# Suggestions to find a workshop leak



## RichardG (16 Feb 2020)

My workshop is a converted double garage. I took out the two up and over doors bricked up a plinth and then filled above with timber frame and insulation. On one side I put inward opening pvcu French doors and I’m getting water leaking in and I can’t work out how it’s getting though. I’ve tried a hose and it does leak but it takes a good 30 minutes or more before any water appears. However, it’s hard to work out where it’s failing. The pool of water appears on the floor in the corner.

I resigned myself that I’ll probably have to take the door out in the summer and redo the installation but wondered if anyone had any suggestions as to how it could be leaking and whether I can stop it. Some pictures which will give you some idea what I’m talking about.

Thanks in advance

Richard













Ps. The red line on the drawing is membrane than is under all the batons.


----------



## RichardG (16 Feb 2020)

Here’s the finished workshop.


----------



## toolsntat (16 Feb 2020)

Very nice =D> 
The upvc channel/upstand on the underside/front of the door frame. Is that taking in the water and travelling to the end of the profile ?
Cheers Andy


----------



## Mike Jordan (16 Feb 2020)

My plastic back door has recently started to leak, it seemed to be caused by the water drain holes from the frame getting blocked by grot. Cleaning them out has solved the problem. I can see what appear to be drain holes in yours, are they blocked or perhaps not drilled properly? Must be worth a look and perhaps a drop of water run through.


----------



## RichardG (16 Feb 2020)

toolsntat":wrrele4t said:


> Very nice =D>
> The upvc channel/upstand on the underside/front of the door frame. Is that taking in the water and travelling to the end of the profile ?
> Cheers Andy



Thanks Andy.

—————

__Required work__
Write the next part of the forum thread about the leaking workshop door, picking up right after its last line.

—————

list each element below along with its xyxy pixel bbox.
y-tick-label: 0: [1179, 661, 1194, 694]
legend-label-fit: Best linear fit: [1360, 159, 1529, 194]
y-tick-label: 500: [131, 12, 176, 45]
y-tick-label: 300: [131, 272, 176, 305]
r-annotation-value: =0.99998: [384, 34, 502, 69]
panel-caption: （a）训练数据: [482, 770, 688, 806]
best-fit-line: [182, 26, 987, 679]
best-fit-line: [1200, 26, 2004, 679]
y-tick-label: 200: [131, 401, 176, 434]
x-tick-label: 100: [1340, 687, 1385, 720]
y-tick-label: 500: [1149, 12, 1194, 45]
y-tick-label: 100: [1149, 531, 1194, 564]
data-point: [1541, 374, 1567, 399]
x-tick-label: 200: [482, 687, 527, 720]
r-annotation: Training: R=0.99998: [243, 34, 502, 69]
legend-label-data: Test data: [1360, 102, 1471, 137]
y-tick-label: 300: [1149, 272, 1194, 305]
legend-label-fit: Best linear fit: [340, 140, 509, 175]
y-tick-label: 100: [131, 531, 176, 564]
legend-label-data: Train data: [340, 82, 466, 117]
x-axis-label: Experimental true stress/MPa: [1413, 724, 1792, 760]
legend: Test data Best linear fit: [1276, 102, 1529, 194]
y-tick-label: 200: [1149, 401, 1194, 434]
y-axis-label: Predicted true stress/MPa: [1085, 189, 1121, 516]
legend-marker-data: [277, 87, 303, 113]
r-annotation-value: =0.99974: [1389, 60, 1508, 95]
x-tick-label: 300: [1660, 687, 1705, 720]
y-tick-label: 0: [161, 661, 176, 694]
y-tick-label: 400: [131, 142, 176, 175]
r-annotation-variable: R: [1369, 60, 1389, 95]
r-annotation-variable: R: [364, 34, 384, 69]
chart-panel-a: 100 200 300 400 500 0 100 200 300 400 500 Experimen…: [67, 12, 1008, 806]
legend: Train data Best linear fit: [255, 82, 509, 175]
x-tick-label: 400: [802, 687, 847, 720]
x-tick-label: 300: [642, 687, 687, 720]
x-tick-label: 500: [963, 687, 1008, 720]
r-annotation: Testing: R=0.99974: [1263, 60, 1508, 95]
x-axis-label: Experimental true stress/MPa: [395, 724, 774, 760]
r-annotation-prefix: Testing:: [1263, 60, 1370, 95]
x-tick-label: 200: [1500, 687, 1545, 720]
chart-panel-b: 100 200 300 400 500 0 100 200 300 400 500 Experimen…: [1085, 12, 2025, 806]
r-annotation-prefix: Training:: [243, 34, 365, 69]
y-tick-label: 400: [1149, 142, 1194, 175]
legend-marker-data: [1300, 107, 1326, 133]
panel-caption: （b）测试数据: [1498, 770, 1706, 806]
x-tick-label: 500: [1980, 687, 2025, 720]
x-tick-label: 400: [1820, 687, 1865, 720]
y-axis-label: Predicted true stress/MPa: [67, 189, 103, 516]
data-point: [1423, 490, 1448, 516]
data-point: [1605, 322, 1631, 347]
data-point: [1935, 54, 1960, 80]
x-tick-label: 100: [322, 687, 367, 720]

—————

__Task answer__
I specified an aluminium threshold so it’s not bonded to the upvc and I also though that this may be an issue so I have sealed this to the frame. Didn’t make any difference though  it would be better to have bonded this threshold onto the upvc uprights, indeed the manufacturer may have done this.


----------



## RichardG (16 Feb 2020)

Mike Jordan":3ez6xksd said:


> My plastic back door has recently started to leak, it seemed to be caused by the water drain holes from the frame getting blocked by grot. Cleaning them out has solved the problem. I can see what appear to be drain holes in yours, are they blocked or perhaps not drilled properly? Must be worth a look and perhaps a drop of water run through.



Thanks Mike,

I thought this and as there were only two small holes drilled for drainage and I wondered if they couldn’t cope so have enlarged the existing drainage holes and drilled a third to make sure the water can get out. I have kept an eye on the water in the channel and any that gets in drains away quickly.


----------



## RichardG (16 Feb 2020)

We’ll storm Denis has at least done some good today as my leak was worse than it ever has been so I dug out the foam sealant from the inside and under the threshold. When I fitted the door I stood it on 3 plastic spacers to level it and once it was all fitted I filled the gaps with expanding foam. The water seems to be following one of the spacers but how it’s getting to the other other end is a mystery...


----------



## Plodmore (23 Mar 2020)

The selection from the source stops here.